== What you have to do ==
Each line below should be reproduced without any alteration.

--- Records for this exercise ---

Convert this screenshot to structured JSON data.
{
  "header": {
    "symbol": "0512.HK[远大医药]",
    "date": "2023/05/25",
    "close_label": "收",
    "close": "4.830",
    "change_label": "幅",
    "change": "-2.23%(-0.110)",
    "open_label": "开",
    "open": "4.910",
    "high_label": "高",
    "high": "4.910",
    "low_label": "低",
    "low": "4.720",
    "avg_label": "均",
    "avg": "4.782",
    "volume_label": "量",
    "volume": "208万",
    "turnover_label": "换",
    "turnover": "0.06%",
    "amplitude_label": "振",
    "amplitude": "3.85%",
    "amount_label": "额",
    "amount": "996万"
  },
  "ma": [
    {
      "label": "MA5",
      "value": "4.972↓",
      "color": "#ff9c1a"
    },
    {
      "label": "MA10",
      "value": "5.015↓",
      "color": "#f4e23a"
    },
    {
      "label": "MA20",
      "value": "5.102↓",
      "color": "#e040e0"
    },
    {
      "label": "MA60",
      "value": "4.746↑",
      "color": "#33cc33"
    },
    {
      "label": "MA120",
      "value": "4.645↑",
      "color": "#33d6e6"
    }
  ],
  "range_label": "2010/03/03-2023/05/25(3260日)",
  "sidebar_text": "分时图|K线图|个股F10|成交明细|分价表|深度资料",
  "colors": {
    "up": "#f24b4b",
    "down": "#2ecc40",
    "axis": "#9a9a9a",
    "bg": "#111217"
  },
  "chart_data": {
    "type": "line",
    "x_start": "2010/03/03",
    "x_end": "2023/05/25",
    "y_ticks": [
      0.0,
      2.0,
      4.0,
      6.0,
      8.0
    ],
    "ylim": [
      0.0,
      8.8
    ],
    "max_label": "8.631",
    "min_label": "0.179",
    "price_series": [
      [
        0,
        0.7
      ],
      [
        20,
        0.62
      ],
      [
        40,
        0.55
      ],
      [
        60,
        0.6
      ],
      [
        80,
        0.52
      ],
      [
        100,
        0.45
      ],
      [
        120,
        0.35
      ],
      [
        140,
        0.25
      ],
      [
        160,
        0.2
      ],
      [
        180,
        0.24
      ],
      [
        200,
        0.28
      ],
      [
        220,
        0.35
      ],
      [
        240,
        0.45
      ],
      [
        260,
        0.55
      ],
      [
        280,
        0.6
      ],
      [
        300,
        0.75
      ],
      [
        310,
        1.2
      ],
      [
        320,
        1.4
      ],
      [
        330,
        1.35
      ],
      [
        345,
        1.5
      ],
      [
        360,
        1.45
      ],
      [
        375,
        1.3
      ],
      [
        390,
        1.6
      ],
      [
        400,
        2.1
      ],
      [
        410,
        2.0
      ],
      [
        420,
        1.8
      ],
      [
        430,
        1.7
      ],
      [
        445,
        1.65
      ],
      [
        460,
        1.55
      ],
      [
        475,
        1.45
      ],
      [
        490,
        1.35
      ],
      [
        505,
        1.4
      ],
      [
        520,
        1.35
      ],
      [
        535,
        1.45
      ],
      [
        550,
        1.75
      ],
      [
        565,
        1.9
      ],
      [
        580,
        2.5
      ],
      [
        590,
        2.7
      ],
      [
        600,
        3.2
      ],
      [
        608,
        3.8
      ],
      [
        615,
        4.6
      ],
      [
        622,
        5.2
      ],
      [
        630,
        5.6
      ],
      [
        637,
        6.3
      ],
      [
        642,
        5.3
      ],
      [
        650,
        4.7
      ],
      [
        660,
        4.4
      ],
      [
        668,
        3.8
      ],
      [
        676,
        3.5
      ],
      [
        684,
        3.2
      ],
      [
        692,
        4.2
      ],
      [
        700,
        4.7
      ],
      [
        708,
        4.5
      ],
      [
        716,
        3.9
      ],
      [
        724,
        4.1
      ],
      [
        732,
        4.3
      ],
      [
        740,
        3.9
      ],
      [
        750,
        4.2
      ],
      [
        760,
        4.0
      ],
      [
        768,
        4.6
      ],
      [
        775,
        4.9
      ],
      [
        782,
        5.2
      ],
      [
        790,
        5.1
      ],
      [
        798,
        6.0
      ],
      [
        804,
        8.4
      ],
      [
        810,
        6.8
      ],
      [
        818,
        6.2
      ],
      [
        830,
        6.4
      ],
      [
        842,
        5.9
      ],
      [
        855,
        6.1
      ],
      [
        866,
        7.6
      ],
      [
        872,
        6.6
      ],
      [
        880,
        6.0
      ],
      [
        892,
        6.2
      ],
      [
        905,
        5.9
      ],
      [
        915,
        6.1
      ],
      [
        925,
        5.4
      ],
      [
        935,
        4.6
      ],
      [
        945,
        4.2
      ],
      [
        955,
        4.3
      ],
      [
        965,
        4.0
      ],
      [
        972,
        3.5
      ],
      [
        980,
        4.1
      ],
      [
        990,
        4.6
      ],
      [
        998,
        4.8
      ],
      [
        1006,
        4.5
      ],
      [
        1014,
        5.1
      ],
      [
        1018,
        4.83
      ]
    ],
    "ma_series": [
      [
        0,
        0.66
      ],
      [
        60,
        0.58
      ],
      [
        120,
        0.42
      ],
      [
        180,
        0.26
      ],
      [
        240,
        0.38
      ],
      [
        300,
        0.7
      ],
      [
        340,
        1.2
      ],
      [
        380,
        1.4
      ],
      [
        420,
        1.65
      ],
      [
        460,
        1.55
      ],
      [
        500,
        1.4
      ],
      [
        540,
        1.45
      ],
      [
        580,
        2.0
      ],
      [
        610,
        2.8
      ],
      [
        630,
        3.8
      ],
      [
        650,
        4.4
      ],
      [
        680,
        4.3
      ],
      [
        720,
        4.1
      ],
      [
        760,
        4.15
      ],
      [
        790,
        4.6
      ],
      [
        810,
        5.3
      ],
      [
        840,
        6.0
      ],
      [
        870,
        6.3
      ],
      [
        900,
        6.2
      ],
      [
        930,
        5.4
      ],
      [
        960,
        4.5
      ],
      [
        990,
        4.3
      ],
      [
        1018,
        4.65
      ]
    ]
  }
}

---

== The output ==
Convert this screenshot to structured JSON data.
{
  "header": {
    "symbol": "0512.HK[远大医药]",
    "date": "2023/05/25",
    "close_label": "收",
    "close": "4.830",
    "change_label": "幅",
    "change": "-2.23%(-0.110)",
    "open_label": "开",
    "open": "4.910",
    "high_label": "高",
    "high": "4.910",
    "low_label": "低",
    "low": "4.720",
    "avg_label": "均",
    "avg": "4.782",
    "volume_label": "量",
    "volume": "208万",
    "turnover_label": "换",
    "turnover": "0.06%",
    "amplitude_label": "振",
    "amplitude": "3.85%",
    "amount_label": "额",
    "amount": "996万"
  },
  "ma": [
    {
      "label": "MA5",
      "value": "4.972↓",
      "color": "#ff9c1a"
    },
    {
      "label": "MA10",
      "value": "5.015↓",
      "color": "#f4e23a"
    },
    {
      "label": "MA20",
      "value": "5.102↓",
      "color": "#e040e0"
    },
    {
      "label": "MA60",
      "value": "4.746↑",
      "color": "#33cc33"
    },
    {
      "label": "MA120",
      "value": "4.645↑",
      "color": "#33d6e6"
    }
  ],
  "range_label": "2010/03/03-2023/05/25(3260日)",
  "sidebar_text": "分时图|K线图|个股F10|成交明细|分价表|深度资料",
  "colors": {
    "up": "#f24b4b",
    "down": "#2ecc40",
    "axis": "#9a9a9a",
    "bg": "#111217"
  },
  "chart_data": {
    "type": "line",
    "x_start": "2010/03/03",
    "x_end": "2023/05/25",
    "y_ticks": [
      0.0,
      2.0,
      4.0,
      6.0,
      8.0
    ],
    "ylim": [
      0.0,
      8.8
    ],
    "max_label": "8.631",
    "min_label": "0.179",
    "price_series": [
      [
        0,
        0.7
      ],
      [
        20,
        0.62
      ],
      [
        40,
        0.55
      ],
      [
        60,
        0.6
      ],
      [
        80,
        0.52
      ],
      [
        100,
        0.45
      ],
      [
        120,
        0.35
      ],
      [
        140,
        0.25
      ],
      [
        160,
        0.2
      ],
      [
        180,
        0.24
      ],
      [
        200,
        0.28
      ],
      [
        220,
        0.35
      ],
      [
        240,
        0.45
      ],
      [
        260,
        0.55
      ],
      [
        280,
        0.6
      ],
      [
        300,
        0.75
      ],
      [
        310,
        1.2
      ],
      [
        320,
        1.4
      ],
      [
        330,
        1.35
      ],
      [
        345,
        1.5
      ],
      [
        360,
        1.45
      ],
      [
        375,
        1.3
      ],
      [
        390,
        1.6
      ],
      [
        400,
        2.1
      ],
      [
        410,
        2.0
      ],
      [
        420,
        1.8
      ],
      [
        430,
        1.7
      ],
      [
        445,
        1.65
      ],
      [
        460,
        1.55
      ],
      [
        475,
        1.45
      ],
      [
        490,
        1.35
      ],
      [
        505,
        1.4
      ],
      [
        520,
        1.35
      ],
      [
        535,
        1.45
      ],
      [
        550,
        1.75
      ],
      [
        565,
        1.9
      ],
      [
        580,
        2.5
      ],
      [
        590,
        2.7
      ],
      [
        600,
        3.2
      ],
      [
        608,
        3.8
      ],
      [
        615,
        4.6
      ],
      [
        622,
        5.2
      ],
      [
        630,
        5.6
      ],
      [
        637,
        6.3
      ],
      [
        642,
        5.3
      ],
      [
        650,
        4.7
      ],
      [
        660,
        4.4
      ],
      [
        668,
        3.8
      ],
      [
        676,
        3.5
      ],
      [
        684,
        3.2
      ],
      [
        692,
        4.2
      ],
      [
        700,
        4.7
      ],
      [
        708,
        4.5
      ],
      [
        716,
        3.9
      ],
      [
        724,
        4.1
      ],
      [
        732,
        4.3
      ],
      [
        740,
        3.9
      ],
      [
        750,
        4.2
      ],
      [
        760,
        4.0
      ],
      [
        768,
        4.6
      ],
      [
        775,
        4.9
      ],
      [
        782,
        5.2
      ],
      [
        790,
        5.1
      ],
      [
        798,
        6.0
      ],
      [
        804,
        8.4
      ],
      [
        810,
        6.8
      ],
      [
        818,
        6.2
      ],
      [
        830,
        6.4
      ],
      [
        842,
        5.9
      ],
      [
        855,
        6.1
      ],
      [
        866,
        7.6
      ],
      [
        872,
        6.6
      ],
      [
        880,
        6.0
      ],
      [
        892,
        6.2
      ],
      [
        905,
        5.9
      ],
      [
        915,
        6.1
      ],
      [
        925,
        5.4
      ],
      [
        935,
        4.6
      ],
      [
        945,
        4.2
      ],
      [
        955,
        4.3
      ],
      [
        965,
        4.0
      ],
      [
        972,
        3.5
      ],
      [
        980,
        4.1
      ],
      [
        990,
        4.6
      ],
      [
        998,
        4.8
      ],
      [
        1006,
        4.5
      ],
      [
        1014,
        5.1
      ],
      [
        1018,
        4.83
      ]
    ],
    "ma_series": [
      [
        0,
        0.66
      ],
      [
        60,
        0.58
      ],
      [
        120,
        0.42
      ],
      [
        180,
        0.26
      ],
      [
        240,
        0.38
      ],
      [
        300,
        0.7
      ],
      [
        340,
        1.2
      ],
      [
        380,
        1.4
      ],
      [
        420,
        1.65
      ],
      [
        460,
        1.55
      ],
      [
        500,
        1.4
      ],
      [
        540,
        1.45
      ],
      [
        580,
        2.0
      ],
      [
        610,
        2.8
      ],
      [
        630,
        3.8
      ],
      [
        650,
        4.4
      ],
      [
        680,
        4.3
      ],
      [
        720,
        4.1
      ],
      [
        760,
        4.15
      ],
      [
        790,
        4.6
      ],
      [
        810,
        5.3
      ],
      [
        840,
        6.0
      ],
      [
        870,
        6.3
      ],
      [
        900,
        6.2
      ],
      [
        930,
        5.4
      ],
      [
        960,
        4.5
      ],
      [
        990,
        4.3
      ],
      [
        1018,
        4.65
      ]
    ]
  }
}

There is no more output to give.